What needs to be done:
Search the data for the word "subtitle" and copy every line that contains it.

Stored data:
--------------------
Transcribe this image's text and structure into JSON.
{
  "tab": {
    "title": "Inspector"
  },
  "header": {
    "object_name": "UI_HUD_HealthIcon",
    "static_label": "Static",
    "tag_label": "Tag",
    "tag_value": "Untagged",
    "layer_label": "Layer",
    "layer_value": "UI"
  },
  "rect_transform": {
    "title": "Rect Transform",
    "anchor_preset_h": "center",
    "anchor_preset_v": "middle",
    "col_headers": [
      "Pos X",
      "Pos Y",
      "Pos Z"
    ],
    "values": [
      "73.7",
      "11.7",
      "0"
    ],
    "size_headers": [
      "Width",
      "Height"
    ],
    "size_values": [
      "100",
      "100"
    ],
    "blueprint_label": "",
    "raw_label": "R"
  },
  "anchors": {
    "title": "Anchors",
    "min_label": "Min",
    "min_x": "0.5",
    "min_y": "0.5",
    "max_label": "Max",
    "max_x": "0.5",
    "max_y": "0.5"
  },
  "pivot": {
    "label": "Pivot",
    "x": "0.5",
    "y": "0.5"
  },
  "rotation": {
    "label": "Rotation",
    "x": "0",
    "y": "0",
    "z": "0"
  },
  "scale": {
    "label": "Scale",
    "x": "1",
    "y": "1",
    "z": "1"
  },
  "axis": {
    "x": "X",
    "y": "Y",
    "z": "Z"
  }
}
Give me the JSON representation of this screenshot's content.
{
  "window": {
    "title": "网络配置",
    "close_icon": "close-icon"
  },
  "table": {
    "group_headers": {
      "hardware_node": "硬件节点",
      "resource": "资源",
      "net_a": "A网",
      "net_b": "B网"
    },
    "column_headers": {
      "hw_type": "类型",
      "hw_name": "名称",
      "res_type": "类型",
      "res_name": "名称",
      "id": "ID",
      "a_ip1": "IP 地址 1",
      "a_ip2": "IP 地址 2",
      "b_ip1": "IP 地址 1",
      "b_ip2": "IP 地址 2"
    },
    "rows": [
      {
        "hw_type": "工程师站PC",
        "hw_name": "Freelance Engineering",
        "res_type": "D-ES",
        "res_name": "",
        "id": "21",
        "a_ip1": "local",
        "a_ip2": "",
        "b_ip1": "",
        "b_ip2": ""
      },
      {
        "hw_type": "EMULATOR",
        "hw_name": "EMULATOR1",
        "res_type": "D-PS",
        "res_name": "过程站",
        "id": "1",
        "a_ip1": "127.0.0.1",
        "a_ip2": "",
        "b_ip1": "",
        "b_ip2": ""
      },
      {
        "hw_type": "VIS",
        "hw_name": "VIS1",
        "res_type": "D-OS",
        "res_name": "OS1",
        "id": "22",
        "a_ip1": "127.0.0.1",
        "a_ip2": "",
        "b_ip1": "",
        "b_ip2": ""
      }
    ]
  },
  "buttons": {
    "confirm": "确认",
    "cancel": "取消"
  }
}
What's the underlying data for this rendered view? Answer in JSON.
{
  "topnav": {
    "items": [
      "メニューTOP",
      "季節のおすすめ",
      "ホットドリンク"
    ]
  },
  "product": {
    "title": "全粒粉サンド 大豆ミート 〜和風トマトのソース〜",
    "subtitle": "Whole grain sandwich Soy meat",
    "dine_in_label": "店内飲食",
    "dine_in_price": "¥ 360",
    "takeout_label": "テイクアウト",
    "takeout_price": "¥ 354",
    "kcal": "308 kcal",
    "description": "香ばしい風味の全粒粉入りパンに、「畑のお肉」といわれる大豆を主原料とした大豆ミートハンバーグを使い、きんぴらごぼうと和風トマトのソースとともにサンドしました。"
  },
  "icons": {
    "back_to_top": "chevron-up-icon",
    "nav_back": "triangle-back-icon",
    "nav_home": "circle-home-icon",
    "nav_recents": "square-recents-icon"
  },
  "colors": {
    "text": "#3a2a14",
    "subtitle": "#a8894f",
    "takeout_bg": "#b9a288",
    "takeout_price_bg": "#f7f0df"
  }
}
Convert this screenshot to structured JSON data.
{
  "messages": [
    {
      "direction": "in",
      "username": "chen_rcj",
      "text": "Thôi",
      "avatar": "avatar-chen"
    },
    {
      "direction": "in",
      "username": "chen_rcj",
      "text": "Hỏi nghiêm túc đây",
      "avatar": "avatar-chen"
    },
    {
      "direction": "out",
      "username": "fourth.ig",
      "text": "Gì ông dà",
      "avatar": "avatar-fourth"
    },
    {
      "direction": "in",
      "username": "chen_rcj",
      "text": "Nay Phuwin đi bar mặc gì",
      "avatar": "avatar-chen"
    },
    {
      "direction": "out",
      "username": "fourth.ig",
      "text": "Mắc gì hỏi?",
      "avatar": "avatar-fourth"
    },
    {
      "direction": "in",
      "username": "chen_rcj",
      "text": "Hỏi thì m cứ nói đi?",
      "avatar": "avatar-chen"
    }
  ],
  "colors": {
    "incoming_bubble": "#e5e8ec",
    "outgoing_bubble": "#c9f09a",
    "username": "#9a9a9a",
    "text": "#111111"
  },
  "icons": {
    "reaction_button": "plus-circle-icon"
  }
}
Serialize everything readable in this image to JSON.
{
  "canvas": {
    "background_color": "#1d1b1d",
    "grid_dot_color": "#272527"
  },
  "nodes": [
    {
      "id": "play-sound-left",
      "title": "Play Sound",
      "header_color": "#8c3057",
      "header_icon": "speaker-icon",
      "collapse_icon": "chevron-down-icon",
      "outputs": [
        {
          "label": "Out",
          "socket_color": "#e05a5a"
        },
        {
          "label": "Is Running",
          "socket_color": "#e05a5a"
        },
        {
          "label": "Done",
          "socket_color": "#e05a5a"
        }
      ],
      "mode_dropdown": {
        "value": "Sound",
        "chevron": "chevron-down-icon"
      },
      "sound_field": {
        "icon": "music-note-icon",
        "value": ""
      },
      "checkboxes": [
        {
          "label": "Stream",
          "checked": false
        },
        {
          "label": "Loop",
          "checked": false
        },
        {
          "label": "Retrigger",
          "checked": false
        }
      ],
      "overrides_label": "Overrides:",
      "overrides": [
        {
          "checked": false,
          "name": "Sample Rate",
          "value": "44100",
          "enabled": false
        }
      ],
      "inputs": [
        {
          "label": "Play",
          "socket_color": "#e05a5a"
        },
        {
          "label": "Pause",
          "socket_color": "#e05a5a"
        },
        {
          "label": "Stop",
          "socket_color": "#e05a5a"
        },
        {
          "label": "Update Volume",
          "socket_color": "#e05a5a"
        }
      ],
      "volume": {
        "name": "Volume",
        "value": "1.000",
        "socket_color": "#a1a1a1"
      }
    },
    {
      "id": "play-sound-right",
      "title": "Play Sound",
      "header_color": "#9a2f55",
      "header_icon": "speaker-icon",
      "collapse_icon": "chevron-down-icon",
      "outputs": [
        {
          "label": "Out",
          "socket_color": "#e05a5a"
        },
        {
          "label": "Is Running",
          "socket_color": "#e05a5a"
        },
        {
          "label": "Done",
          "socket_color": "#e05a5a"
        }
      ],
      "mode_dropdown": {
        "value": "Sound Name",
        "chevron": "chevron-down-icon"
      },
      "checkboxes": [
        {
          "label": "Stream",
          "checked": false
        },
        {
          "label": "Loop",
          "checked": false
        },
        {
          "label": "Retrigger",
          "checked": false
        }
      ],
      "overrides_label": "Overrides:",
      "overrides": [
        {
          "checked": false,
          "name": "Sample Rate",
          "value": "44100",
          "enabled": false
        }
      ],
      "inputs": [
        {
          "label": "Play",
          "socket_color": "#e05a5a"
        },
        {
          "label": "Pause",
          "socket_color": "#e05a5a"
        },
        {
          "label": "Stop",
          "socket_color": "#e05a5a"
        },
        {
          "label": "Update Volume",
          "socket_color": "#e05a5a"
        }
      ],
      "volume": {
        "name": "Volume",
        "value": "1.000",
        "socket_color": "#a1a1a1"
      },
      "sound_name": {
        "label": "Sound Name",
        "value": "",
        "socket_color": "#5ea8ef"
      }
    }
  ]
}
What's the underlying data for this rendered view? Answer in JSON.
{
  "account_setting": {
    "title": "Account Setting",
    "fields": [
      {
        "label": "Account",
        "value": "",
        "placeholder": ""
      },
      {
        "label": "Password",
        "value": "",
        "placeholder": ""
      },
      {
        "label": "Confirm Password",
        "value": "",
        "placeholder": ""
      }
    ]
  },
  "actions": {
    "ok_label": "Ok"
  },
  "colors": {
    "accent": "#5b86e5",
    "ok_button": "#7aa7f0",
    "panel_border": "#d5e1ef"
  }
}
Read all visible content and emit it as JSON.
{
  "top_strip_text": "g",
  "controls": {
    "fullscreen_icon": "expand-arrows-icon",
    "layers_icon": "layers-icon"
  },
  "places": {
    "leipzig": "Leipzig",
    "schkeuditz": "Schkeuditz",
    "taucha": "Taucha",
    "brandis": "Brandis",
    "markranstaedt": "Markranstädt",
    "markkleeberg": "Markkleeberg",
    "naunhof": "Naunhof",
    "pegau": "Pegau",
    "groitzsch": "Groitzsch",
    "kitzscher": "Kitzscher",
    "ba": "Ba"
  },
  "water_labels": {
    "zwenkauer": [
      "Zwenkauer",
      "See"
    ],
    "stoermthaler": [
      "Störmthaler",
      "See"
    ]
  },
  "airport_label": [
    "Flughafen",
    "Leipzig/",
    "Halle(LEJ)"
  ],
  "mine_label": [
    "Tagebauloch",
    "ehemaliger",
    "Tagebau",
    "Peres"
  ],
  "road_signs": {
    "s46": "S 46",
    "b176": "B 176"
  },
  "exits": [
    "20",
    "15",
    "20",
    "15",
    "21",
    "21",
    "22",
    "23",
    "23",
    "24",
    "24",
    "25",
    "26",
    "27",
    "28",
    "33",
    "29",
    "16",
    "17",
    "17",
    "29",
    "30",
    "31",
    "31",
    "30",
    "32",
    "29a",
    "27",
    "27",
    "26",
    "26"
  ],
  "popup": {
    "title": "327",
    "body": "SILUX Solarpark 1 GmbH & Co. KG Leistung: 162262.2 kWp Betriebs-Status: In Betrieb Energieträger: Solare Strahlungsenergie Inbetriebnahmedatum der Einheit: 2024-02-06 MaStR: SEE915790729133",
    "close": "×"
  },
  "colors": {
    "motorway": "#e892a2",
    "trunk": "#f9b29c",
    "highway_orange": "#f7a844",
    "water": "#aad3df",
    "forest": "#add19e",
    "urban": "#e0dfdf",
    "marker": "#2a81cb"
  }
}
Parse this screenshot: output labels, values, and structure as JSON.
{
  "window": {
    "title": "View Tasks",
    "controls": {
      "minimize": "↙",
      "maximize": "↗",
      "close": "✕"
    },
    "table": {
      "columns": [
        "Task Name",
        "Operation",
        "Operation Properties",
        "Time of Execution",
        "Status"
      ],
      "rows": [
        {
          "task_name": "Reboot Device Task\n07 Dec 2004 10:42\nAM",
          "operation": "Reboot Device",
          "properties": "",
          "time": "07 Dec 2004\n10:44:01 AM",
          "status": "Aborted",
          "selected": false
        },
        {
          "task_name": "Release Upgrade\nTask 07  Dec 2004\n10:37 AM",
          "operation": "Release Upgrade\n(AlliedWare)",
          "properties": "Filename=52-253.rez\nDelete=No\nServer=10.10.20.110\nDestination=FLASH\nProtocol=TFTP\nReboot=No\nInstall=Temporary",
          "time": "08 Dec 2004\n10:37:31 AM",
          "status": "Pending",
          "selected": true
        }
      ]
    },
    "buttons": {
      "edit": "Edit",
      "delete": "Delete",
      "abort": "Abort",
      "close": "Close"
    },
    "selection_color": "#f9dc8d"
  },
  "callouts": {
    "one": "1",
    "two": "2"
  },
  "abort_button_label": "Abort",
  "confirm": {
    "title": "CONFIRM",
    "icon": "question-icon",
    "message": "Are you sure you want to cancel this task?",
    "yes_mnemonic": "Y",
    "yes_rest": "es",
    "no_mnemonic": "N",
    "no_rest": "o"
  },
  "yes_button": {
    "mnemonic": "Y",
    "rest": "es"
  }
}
--------------------
Result of the exercise:
    "subtitle": "Whole grain sandwich Soy meat",
    "subtitle": "#a8894f",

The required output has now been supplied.